▶ **Text for analysis**:
The Hog's Back Mystery
- First edition (UK)
- Author: Freeman Wills Crofts
- Language: English
- Series: Inspector French
- Genre: Detective
- Publisher: Hodder and Stoughton (UK) Dodd, Mead (US)
- Publication date: 1933
- Publication place: United Kingdom
- Media type: Print
- Preceded by: Death on the Way
- Followed by: The 12.30 from Croydon

= The Hog's Back Mystery =

1933 mystery novel

The Hog's Back Mystery (1933), also known as The Strange Case of Dr. Earle, is a "Golden Age" mystery novel by the Irish author Freeman Wills Crofts. It is the tenth novel in his Inspector French series. The novel is an early example of the police procedural subgenre of detective fiction. It was the first of Croft's books published by Hodder & Stoughton. It was reissued in 2015 by British Library Publishing.

▶ **Record excerpts**:
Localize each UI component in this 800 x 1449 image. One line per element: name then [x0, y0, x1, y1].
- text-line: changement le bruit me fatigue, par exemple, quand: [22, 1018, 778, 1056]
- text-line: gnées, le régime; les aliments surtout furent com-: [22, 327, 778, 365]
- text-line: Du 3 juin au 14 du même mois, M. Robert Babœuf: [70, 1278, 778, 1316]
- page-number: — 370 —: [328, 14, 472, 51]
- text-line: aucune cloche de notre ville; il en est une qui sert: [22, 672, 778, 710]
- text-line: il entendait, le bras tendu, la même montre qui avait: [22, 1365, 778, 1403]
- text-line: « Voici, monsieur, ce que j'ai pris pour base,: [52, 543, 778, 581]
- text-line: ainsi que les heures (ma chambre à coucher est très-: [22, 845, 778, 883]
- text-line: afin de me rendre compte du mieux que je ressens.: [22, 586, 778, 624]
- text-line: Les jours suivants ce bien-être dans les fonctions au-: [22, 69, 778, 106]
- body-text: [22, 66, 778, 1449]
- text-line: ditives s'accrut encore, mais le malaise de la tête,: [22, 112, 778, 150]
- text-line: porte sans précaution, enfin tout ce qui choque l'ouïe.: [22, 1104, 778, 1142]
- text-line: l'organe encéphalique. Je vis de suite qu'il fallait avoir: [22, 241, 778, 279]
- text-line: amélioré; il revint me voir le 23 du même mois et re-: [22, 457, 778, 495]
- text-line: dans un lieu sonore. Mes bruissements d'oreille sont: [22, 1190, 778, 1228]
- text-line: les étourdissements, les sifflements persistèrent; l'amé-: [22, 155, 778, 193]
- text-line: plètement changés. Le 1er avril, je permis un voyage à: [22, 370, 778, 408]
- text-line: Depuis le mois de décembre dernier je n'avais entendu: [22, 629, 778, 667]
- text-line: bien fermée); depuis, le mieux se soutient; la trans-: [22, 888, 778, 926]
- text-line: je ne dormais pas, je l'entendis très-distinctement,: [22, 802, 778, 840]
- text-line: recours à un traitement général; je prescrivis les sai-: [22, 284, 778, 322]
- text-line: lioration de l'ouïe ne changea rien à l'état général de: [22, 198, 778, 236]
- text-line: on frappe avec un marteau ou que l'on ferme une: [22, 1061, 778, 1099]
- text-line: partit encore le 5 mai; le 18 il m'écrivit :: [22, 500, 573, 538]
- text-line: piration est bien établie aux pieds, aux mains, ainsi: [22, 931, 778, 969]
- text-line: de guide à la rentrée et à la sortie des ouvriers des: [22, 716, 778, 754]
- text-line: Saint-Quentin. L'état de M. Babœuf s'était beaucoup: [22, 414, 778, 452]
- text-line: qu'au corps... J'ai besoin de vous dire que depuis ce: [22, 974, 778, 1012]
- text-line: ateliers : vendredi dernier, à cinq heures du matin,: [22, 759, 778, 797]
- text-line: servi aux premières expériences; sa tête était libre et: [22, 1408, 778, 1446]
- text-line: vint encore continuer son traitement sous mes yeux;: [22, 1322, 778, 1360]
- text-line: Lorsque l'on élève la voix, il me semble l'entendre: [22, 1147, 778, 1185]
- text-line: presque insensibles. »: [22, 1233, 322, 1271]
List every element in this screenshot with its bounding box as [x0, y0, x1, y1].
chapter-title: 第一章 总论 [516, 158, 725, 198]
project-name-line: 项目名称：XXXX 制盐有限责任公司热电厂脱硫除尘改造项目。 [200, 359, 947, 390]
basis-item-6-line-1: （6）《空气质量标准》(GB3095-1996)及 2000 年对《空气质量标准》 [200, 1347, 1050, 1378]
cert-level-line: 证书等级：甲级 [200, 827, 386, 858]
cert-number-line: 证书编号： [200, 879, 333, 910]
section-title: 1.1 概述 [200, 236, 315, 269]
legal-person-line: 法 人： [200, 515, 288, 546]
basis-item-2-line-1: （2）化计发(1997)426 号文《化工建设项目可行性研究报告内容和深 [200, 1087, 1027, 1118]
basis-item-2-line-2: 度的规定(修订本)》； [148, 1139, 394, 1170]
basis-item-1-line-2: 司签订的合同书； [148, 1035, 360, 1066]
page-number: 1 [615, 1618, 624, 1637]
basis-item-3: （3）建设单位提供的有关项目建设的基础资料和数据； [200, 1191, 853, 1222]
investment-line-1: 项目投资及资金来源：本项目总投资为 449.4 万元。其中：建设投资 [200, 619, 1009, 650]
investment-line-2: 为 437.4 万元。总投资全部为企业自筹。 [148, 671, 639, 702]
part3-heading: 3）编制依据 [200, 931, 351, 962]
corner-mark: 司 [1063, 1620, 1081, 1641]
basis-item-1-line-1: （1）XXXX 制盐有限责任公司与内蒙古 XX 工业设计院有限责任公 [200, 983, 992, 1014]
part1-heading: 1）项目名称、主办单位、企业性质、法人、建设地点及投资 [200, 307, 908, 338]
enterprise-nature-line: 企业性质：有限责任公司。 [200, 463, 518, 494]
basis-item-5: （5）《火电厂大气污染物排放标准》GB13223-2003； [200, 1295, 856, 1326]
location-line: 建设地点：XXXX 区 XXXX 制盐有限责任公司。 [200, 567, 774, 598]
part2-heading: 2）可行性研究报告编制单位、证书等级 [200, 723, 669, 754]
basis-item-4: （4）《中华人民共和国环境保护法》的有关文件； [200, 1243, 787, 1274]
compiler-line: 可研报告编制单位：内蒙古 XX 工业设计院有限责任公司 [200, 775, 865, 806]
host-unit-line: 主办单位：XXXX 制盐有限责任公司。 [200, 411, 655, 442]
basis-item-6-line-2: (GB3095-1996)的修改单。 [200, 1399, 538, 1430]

▶ **Task requirements**:
(A) Sum up the text on The Hog's Back Mystery in two sentences.
(B) Reproduce the part of the text on The Hog's Back Mystery starting at "- Publication date: 1933" and ending at "British Library Publishing.".

▶ **Answer section**:
(A) The Hog's Back Mystery (1933), also known as The Strange Case of Dr. Earle, is a "Golden Age" mystery novel by the Irish author Freeman Wills Crofts and the tenth novel in his Inspector French series. An early example of the police procedural, it was the first of his books published by Hodder & Stoughton and was reissued in 2015 by British Library Publishing.

(B)
- Publication date: 1933
- Publication place: United Kingdom
- Media type: Print
- Preceded by: Death on the Way
- Followed by: The 12.30 from Croydon

= The Hog's Back Mystery =

1933 mystery novel

The Hog's Back Mystery (1933), also known as The Strange Case of Dr. Earle, is a "Golden Age" mystery novel by the Irish author Freeman Wills Crofts. It is the tenth novel in his Inspector French series. The novel is an early example of the police procedural subgenre of detective fiction. It was the first of Croft's books published by Hodder & Stoughton. It was reissued in 2015 by British Library Publishing.